◆ Instructions for the task
Skip the pictures and repeat each line of the data exactly.

◆ Records provided

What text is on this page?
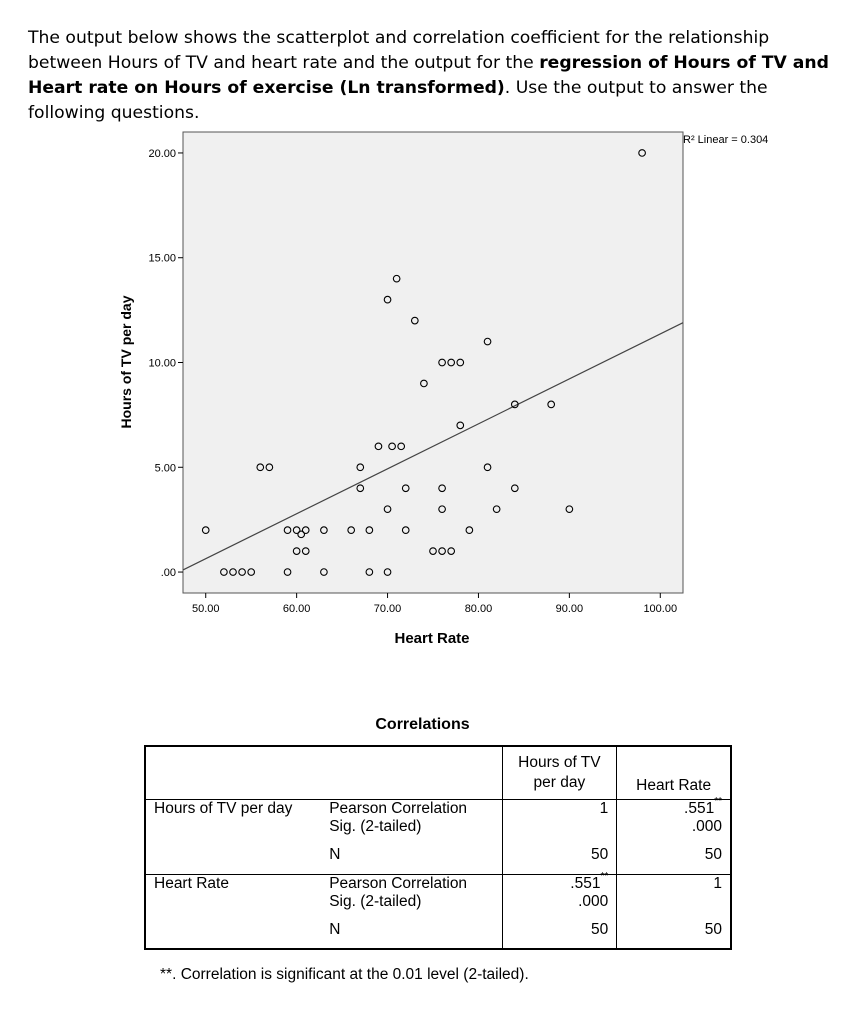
The output below shows the scatterplot and correlation coefficient for the relationship between Hours of TV and heart rate and the output for the regression of Hours of TV and Heart rate on Hours of exercise (Ln transformed). Use the output to answer the following questions.
.00
5.00
10.00
15.00
20.00
50.00	60.00	70.00	80.00	90.00	100.00
R² Linear = 0.304
Heart Rate
Hours of TV per day
Correlations
		Hours of TV per day	Heart Rate
Hours of TV per day	Pearson Correlation	1	.551**
	Sig. (2-tailed)		.000
	N	50	50
Heart Rate	Pearson Correlation	.551**	1
	Sig. (2-tailed)	.000	
	N	50	50
**. Correlation is significant at the 0.01 level (2-tailed).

◆ Problem solution
What text is on this page?
The output below shows the scatterplot and correlation coefficient for the relationship between Hours of TV and heart rate and the output for the regression of Hours of TV and Heart rate on Hours of exercise (Ln transformed). Use the output to answer the following questions.
.00
5.00
10.00
15.00
20.00
50.00	60.00	70.00	80.00	90.00	100.00
R² Linear = 0.304
Heart Rate
Hours of TV per day
Correlations
		Hours of TV per day	Heart Rate
Hours of TV per day	Pearson Correlation	1	.551**
	Sig. (2-tailed)		.000
	N	50	50
Heart Rate	Pearson Correlation	.551**	1
	Sig. (2-tailed)	.000	
	N	50	50
**. Correlation is significant at the 0.01 level (2-tailed).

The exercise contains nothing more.